** What to work on **
Answer with a single number: the count of lines that hold "Median".

** Dataset records **

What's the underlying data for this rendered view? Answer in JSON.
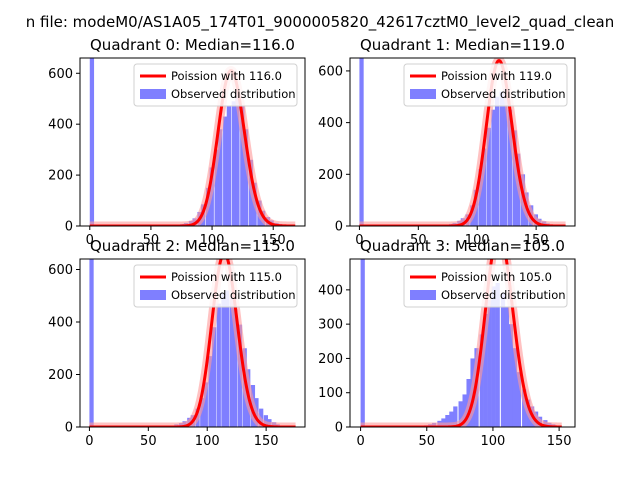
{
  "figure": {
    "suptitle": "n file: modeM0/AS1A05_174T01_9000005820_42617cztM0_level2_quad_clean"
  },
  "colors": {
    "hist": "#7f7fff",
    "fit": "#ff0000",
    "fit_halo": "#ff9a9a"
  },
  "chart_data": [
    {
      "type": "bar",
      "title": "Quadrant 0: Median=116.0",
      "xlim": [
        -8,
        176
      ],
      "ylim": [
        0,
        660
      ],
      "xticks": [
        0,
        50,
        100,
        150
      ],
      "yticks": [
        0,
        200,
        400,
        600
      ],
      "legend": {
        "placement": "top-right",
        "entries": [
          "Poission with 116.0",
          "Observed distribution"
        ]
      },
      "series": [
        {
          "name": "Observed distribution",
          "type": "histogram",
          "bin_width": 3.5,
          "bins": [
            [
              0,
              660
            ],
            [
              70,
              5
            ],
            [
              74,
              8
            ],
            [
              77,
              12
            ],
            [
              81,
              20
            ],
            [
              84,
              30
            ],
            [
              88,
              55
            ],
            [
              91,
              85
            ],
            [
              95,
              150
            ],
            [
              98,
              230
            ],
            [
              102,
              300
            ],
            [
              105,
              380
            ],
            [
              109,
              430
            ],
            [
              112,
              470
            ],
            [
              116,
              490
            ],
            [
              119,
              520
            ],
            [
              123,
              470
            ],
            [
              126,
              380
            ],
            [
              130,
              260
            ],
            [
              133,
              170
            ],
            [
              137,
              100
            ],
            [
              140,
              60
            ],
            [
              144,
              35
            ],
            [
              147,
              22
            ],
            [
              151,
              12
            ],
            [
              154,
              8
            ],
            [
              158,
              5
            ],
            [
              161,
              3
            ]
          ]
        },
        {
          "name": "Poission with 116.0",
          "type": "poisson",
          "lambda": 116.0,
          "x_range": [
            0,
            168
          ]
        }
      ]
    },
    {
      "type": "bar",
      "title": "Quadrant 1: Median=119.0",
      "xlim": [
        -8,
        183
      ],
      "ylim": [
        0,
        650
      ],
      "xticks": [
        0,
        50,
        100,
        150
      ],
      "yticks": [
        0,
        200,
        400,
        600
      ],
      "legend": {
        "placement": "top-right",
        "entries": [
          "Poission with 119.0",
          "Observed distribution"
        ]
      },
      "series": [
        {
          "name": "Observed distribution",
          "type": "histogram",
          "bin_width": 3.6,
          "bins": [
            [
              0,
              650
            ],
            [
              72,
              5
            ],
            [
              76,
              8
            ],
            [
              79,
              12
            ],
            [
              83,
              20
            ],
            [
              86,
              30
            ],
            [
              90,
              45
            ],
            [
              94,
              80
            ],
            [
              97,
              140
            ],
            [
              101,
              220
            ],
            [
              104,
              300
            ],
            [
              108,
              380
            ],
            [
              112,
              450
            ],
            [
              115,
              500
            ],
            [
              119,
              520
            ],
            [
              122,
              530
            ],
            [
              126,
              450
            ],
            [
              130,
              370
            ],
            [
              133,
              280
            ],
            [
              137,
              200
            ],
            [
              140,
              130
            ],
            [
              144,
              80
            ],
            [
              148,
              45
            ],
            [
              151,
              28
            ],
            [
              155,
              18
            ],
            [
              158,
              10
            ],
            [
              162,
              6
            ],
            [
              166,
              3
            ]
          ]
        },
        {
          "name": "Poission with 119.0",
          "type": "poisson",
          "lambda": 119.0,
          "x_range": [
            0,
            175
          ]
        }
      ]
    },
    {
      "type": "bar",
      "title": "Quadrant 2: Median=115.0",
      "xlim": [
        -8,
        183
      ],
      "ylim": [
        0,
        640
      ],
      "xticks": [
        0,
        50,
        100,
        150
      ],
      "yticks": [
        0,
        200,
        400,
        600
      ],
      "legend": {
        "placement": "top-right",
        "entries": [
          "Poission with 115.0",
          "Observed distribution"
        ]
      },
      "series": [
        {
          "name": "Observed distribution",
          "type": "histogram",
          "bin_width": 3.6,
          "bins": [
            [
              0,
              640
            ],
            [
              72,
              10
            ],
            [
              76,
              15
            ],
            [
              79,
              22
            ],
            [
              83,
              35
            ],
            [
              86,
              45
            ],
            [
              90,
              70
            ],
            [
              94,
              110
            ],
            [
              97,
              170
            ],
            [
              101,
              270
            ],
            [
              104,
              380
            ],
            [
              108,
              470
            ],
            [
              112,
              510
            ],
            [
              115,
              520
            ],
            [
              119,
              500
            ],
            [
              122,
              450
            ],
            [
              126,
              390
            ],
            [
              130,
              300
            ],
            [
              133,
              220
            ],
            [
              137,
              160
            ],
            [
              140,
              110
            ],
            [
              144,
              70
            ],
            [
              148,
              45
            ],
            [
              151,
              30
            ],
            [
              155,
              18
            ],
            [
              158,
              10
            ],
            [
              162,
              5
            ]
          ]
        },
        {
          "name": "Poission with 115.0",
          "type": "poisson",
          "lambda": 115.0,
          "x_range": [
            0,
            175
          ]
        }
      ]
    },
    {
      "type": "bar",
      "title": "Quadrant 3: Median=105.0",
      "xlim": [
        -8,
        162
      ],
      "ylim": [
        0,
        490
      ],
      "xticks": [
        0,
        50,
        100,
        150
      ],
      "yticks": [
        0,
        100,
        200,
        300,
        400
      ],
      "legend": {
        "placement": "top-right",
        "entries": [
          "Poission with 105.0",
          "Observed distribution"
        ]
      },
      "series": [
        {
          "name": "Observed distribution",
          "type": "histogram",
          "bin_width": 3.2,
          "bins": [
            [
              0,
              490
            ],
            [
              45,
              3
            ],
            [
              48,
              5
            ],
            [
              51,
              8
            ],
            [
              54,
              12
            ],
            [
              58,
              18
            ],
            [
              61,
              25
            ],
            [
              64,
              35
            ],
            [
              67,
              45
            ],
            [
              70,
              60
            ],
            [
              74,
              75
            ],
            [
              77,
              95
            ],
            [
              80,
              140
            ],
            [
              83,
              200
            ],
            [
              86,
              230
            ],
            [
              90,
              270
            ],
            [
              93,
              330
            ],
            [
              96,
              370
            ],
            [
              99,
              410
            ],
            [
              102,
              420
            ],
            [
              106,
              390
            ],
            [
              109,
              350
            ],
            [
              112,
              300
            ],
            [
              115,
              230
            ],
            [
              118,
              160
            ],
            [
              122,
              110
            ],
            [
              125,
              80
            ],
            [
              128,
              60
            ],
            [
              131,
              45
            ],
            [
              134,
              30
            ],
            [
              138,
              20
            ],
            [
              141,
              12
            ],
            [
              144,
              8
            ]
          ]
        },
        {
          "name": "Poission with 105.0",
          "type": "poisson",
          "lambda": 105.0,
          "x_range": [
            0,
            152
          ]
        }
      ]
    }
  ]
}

...

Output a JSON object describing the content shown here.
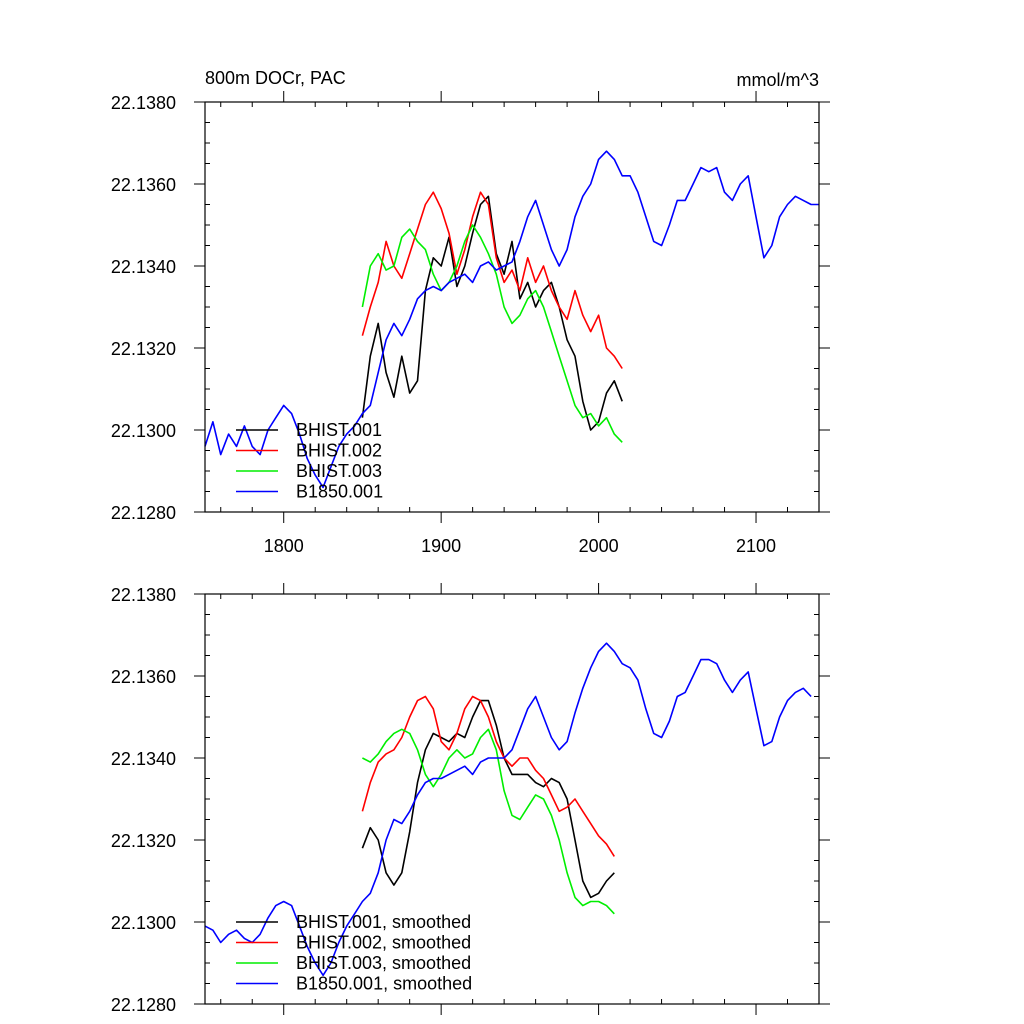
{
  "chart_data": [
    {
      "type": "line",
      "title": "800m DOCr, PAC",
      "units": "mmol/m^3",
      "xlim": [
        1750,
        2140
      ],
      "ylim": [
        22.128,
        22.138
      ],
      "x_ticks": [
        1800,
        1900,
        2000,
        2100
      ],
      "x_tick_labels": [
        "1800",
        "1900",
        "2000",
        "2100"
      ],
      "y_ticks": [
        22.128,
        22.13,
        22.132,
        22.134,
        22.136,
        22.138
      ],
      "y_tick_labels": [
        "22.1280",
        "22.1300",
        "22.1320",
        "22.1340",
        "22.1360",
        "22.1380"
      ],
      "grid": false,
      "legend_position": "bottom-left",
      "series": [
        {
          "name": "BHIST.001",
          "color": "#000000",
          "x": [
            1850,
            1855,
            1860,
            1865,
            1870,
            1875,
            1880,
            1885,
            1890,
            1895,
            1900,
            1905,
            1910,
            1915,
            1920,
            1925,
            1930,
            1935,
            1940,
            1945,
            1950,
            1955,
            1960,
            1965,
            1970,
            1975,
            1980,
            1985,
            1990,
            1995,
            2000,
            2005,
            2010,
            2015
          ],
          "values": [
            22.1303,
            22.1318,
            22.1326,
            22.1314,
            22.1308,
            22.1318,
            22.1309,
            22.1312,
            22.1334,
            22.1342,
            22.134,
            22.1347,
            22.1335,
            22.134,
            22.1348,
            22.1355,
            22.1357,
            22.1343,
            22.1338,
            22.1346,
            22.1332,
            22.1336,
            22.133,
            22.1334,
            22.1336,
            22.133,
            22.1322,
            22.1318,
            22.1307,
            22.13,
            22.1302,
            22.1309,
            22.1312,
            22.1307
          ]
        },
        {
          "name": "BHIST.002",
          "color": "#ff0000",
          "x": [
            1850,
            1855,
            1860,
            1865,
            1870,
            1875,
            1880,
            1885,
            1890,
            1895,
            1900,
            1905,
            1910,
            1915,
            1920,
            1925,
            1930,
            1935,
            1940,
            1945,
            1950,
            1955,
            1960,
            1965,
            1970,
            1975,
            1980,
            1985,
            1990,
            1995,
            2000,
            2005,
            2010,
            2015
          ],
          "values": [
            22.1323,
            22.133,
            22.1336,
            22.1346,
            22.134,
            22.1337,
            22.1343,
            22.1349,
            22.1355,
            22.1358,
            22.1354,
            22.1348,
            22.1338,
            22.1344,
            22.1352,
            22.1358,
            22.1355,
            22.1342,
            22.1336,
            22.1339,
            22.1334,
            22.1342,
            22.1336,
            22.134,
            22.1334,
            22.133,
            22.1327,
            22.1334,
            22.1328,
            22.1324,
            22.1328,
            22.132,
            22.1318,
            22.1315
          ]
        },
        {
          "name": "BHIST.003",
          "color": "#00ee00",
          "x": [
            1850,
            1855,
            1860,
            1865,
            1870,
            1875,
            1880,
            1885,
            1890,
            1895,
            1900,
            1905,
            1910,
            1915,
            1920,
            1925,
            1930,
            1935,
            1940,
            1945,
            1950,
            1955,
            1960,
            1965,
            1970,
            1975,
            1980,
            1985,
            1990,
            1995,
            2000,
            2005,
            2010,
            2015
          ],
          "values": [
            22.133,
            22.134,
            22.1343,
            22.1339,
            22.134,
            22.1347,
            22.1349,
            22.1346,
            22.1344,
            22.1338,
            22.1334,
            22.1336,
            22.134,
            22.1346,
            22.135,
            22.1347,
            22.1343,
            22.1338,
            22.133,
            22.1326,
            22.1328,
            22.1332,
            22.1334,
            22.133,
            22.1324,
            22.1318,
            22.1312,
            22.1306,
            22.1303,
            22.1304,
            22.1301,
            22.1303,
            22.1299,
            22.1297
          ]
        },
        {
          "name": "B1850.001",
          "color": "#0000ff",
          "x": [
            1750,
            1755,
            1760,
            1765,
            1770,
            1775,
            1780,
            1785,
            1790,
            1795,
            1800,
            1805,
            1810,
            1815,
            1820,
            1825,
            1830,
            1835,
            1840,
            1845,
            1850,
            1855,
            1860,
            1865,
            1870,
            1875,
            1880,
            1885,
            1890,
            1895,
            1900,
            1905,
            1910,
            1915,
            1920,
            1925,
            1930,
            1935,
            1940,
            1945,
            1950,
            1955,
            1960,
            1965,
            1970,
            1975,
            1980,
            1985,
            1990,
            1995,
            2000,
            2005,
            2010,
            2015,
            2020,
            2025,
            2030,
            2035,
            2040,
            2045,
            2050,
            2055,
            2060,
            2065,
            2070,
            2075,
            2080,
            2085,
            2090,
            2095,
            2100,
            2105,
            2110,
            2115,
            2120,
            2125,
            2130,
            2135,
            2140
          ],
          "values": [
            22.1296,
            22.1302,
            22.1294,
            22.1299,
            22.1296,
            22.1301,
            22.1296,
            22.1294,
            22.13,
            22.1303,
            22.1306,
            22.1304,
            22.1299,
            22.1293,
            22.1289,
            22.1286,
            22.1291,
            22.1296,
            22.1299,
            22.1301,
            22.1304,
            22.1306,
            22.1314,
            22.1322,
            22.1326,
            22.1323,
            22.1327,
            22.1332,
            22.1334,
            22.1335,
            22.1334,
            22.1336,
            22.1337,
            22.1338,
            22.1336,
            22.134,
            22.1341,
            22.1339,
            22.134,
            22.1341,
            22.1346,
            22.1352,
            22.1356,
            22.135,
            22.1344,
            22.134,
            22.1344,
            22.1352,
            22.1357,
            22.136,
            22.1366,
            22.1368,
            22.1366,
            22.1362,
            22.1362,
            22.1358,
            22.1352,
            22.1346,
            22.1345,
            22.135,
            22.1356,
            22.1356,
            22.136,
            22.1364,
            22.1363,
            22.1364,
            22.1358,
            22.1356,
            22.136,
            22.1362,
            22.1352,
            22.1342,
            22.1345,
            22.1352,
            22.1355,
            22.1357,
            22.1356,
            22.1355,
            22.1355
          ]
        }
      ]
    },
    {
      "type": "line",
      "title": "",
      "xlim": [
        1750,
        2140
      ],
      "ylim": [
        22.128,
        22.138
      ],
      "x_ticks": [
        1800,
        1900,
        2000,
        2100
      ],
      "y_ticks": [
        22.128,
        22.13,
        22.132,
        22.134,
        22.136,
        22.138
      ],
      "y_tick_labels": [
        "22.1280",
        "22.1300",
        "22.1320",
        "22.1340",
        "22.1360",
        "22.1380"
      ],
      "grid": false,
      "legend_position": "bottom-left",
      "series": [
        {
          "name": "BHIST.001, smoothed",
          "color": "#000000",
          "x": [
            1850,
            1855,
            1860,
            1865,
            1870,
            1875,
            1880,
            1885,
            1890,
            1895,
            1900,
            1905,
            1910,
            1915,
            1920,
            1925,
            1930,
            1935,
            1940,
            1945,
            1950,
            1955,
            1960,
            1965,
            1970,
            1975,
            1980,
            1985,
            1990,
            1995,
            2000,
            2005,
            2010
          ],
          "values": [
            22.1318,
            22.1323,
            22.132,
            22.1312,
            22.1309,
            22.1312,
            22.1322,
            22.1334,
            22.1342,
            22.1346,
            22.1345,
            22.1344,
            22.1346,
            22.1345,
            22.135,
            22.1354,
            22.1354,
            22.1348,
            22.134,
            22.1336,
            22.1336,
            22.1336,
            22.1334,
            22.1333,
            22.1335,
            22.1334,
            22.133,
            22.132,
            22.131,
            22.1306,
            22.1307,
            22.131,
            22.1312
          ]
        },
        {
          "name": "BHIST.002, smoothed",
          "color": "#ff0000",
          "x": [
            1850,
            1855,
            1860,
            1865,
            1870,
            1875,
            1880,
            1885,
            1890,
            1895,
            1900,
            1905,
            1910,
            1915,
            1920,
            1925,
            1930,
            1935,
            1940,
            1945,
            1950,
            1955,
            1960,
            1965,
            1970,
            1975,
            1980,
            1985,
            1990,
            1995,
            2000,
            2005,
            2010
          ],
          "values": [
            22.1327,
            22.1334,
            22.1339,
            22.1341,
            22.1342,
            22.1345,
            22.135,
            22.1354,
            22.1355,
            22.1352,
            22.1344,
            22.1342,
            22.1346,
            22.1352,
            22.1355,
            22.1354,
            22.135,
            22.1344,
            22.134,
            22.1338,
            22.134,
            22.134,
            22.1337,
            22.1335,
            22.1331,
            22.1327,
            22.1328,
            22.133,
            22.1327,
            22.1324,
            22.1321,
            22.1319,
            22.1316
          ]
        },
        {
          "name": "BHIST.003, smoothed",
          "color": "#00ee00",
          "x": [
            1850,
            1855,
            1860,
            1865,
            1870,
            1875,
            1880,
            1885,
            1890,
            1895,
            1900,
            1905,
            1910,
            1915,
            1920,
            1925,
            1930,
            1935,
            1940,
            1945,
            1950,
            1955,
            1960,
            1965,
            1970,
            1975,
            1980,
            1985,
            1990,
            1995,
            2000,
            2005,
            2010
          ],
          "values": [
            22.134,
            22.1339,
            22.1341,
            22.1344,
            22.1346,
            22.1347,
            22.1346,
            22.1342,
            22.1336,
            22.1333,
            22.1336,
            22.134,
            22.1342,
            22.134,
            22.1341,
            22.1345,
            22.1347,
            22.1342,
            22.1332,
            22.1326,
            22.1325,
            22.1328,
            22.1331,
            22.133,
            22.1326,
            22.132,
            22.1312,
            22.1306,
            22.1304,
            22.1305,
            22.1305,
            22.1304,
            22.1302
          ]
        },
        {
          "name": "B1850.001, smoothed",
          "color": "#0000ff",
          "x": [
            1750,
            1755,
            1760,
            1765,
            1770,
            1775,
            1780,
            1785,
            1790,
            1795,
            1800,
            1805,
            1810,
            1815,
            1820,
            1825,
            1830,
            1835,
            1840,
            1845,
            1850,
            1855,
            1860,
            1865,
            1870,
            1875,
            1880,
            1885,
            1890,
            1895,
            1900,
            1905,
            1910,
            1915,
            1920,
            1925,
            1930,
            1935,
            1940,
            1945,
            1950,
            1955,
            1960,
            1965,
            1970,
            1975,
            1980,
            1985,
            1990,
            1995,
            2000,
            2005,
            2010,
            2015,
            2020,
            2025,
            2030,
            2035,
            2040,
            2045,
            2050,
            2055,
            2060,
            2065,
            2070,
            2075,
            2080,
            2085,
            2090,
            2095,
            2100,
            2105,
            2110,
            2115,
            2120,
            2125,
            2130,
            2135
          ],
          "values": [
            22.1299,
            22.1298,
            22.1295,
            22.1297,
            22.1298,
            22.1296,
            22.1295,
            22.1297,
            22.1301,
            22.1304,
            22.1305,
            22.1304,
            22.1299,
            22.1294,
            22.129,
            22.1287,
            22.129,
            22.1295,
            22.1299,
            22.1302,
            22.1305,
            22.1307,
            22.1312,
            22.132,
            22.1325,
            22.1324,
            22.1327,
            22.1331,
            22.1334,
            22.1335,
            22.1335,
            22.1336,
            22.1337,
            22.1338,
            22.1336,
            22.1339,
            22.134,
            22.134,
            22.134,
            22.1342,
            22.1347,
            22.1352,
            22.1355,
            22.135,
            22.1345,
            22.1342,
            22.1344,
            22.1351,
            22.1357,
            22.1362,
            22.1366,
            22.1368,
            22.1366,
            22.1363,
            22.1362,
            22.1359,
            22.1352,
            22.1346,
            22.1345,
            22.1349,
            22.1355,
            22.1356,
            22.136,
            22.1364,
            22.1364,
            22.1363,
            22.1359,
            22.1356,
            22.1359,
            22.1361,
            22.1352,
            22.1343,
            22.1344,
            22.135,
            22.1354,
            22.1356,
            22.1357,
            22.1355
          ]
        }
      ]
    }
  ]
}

** Expected output **
4